## Begin Dataset extract
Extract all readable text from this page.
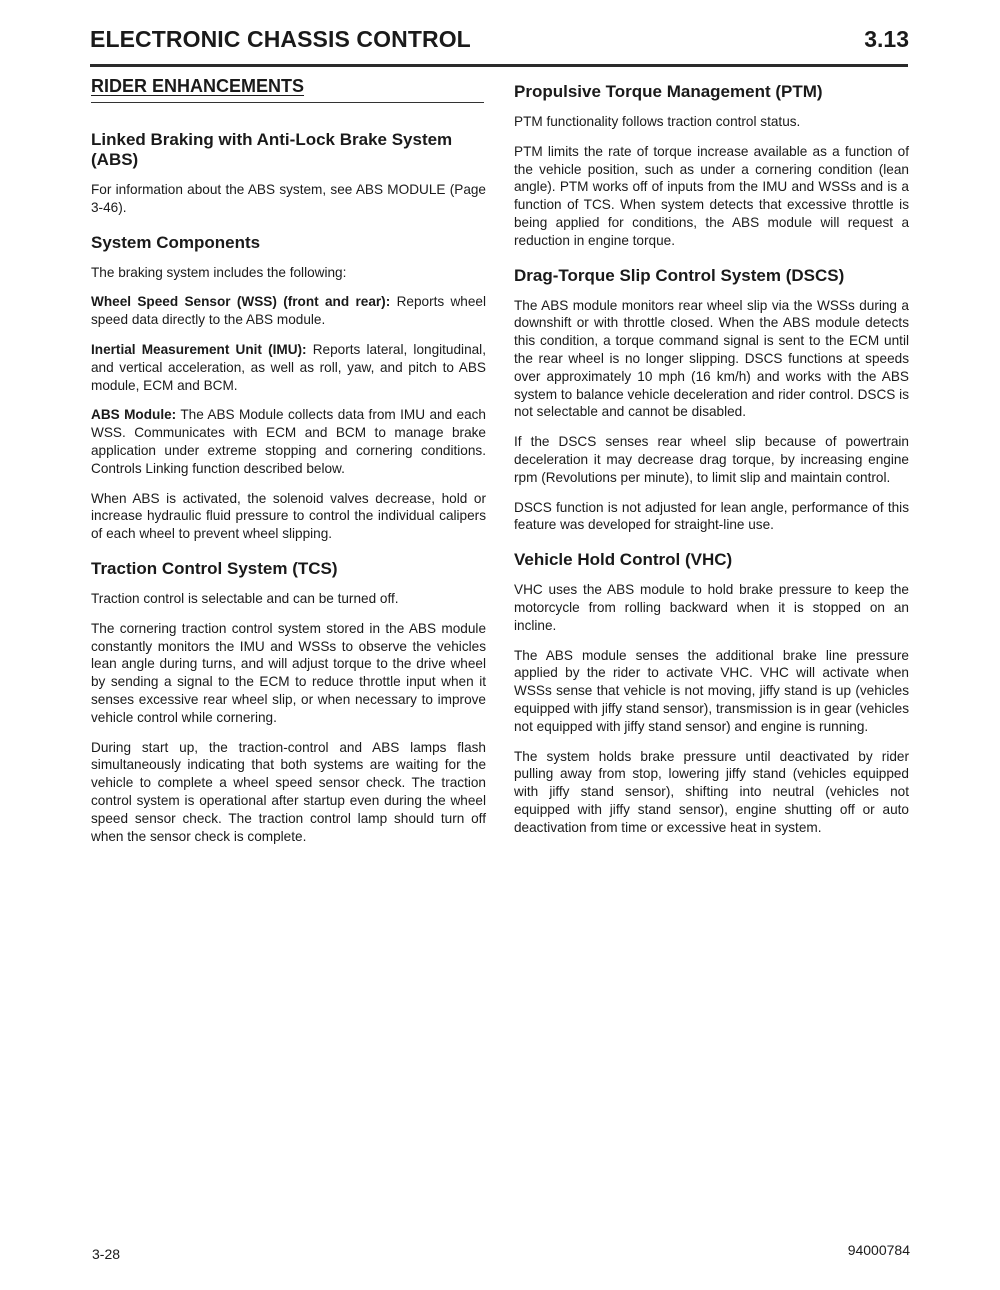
ELECTRONIC CHASSIS CONTROL	3.13
RIDER ENHANCEMENTS
Linked Braking with Anti-Lock Brake System (ABS)

For information about the ABS system, see ABS MODULE (Page 3-46).

System Components

The braking system includes the following:

Wheel Speed Sensor (WSS) (front and rear): Reports wheel speed data directly to the ABS module.

Inertial Measurement Unit (IMU): Reports lateral, longitudinal, and vertical acceleration, as well as roll, yaw, and pitch to ABS module, ECM and BCM.

ABS Module: The ABS Module collects data from IMU and each WSS. Communicates with ECM and BCM to manage brake application under extreme stopping and cornering conditions. Controls Linking function described below.

When ABS is activated, the solenoid valves decrease, hold or increase hydraulic fluid pressure to control the individual calipers of each wheel to prevent wheel slipping.

Traction Control System (TCS)

Traction control is selectable and can be turned off.

The cornering traction control system stored in the ABS module constantly monitors the IMU and WSSs to observe the vehicles lean angle during turns, and will adjust torque to the drive wheel by sending a signal to the ECM to reduce throttle input when it senses excessive rear wheel slip, or when necessary to improve vehicle control while cornering.

During start up, the traction-control and ABS lamps flash simultaneously indicating that both systems are waiting for the vehicle to complete a wheel speed sensor check. The traction control system is operational after startup even during the wheel speed sensor check. The traction control lamp should turn off when the sensor check is complete.

Propulsive Torque Management (PTM)

PTM functionality follows traction control status.

PTM limits the rate of torque increase available as a function of the vehicle position, such as under a cornering condition (lean angle). PTM works off of inputs from the IMU and WSSs and is a function of TCS. When system detects that excessive throttle is being applied for conditions, the ABS module will request a reduction in engine torque.

Drag-Torque Slip Control System (DSCS)

The ABS module monitors rear wheel slip via the WSSs during a downshift or with throttle closed. When the ABS module detects this condition, a torque command signal is sent to the ECM until the rear wheel is no longer slipping. DSCS functions at speeds over approximately 10 mph (16 km/h) and works with the ABS system to balance vehicle deceleration and rider control. DSCS is not selectable and cannot be disabled.

If the DSCS senses rear wheel slip because of powertrain deceleration it may decrease drag torque, by increasing engine rpm (Revolutions per minute), to limit slip and maintain control.

DSCS function is not adjusted for lean angle, performance of this feature was developed for straight-line use.

Vehicle Hold Control (VHC)

VHC uses the ABS module to hold brake pressure to keep the motorcycle from rolling backward when it is stopped on an incline.

The ABS module senses the additional brake line pressure applied by the rider to activate VHC. VHC will activate when WSSs sense that vehicle is not moving, jiffy stand is up (vehicles equipped with jiffy stand sensor), transmission is in gear (vehicles not equipped with jiffy stand sensor) and engine is running.

The system holds brake pressure until deactivated by rider pulling away from stop, lowering jiffy stand (vehicles equipped with jiffy stand sensor), shifting into neutral (vehicles not equipped with jiffy stand sensor), engine shutting off or auto deactivation from time or excessive heat in system.

3-28	94000784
## End Dataset extract
» **Prompt**: Quote the preceding records in their entirety, excluding every picture.

» **Correct response**:
Extract all readable text from this page.
ELECTRONIC CHASSIS CONTROL	3.13
RIDER ENHANCEMENTS
Linked Braking with Anti-Lock Brake System (ABS)

For information about the ABS system, see ABS MODULE (Page 3-46).

System Components

The braking system includes the following:

Wheel Speed Sensor (WSS) (front and rear): Reports wheel speed data directly to the ABS module.

Inertial Measurement Unit (IMU): Reports lateral, longitudinal, and vertical acceleration, as well as roll, yaw, and pitch to ABS module, ECM and BCM.

ABS Module: The ABS Module collects data from IMU and each WSS. Communicates with ECM and BCM to manage brake application under extreme stopping and cornering conditions. Controls Linking function described below.

When ABS is activated, the solenoid valves decrease, hold or increase hydraulic fluid pressure to control the individual calipers of each wheel to prevent wheel slipping.

Traction Control System (TCS)

Traction control is selectable and can be turned off.

The cornering traction control system stored in the ABS module constantly monitors the IMU and WSSs to observe the vehicles lean angle during turns, and will adjust torque to the drive wheel by sending a signal to the ECM to reduce throttle input when it senses excessive rear wheel slip, or when necessary to improve vehicle control while cornering.

During start up, the traction-control and ABS lamps flash simultaneously indicating that both systems are waiting for the vehicle to complete a wheel speed sensor check. The traction control system is operational after startup even during the wheel speed sensor check. The traction control lamp should turn off when the sensor check is complete.

Propulsive Torque Management (PTM)

PTM functionality follows traction control status.

PTM limits the rate of torque increase available as a function of the vehicle position, such as under a cornering condition (lean angle). PTM works off of inputs from the IMU and WSSs and is a function of TCS. When system detects that excessive throttle is being applied for conditions, the ABS module will request a reduction in engine torque.

Drag-Torque Slip Control System (DSCS)

The ABS module monitors rear wheel slip via the WSSs during a downshift or with throttle closed. When the ABS module detects this condition, a torque command signal is sent to the ECM until the rear wheel is no longer slipping. DSCS functions at speeds over approximately 10 mph (16 km/h) and works with the ABS system to balance vehicle deceleration and rider control. DSCS is not selectable and cannot be disabled.

If the DSCS senses rear wheel slip because of powertrain deceleration it may decrease drag torque, by increasing engine rpm (Revolutions per minute), to limit slip and maintain control.

DSCS function is not adjusted for lean angle, performance of this feature was developed for straight-line use.

Vehicle Hold Control (VHC)

VHC uses the ABS module to hold brake pressure to keep the motorcycle from rolling backward when it is stopped on an incline.

The ABS module senses the additional brake line pressure applied by the rider to activate VHC. VHC will activate when WSSs sense that vehicle is not moving, jiffy stand is up (vehicles equipped with jiffy stand sensor), transmission is in gear (vehicles not equipped with jiffy stand sensor) and engine is running.

The system holds brake pressure until deactivated by rider pulling away from stop, lowering jiffy stand (vehicles equipped with jiffy stand sensor), shifting into neutral (vehicles not equipped with jiffy stand sensor), engine shutting off or auto deactivation from time or excessive heat in system.

3-28	94000784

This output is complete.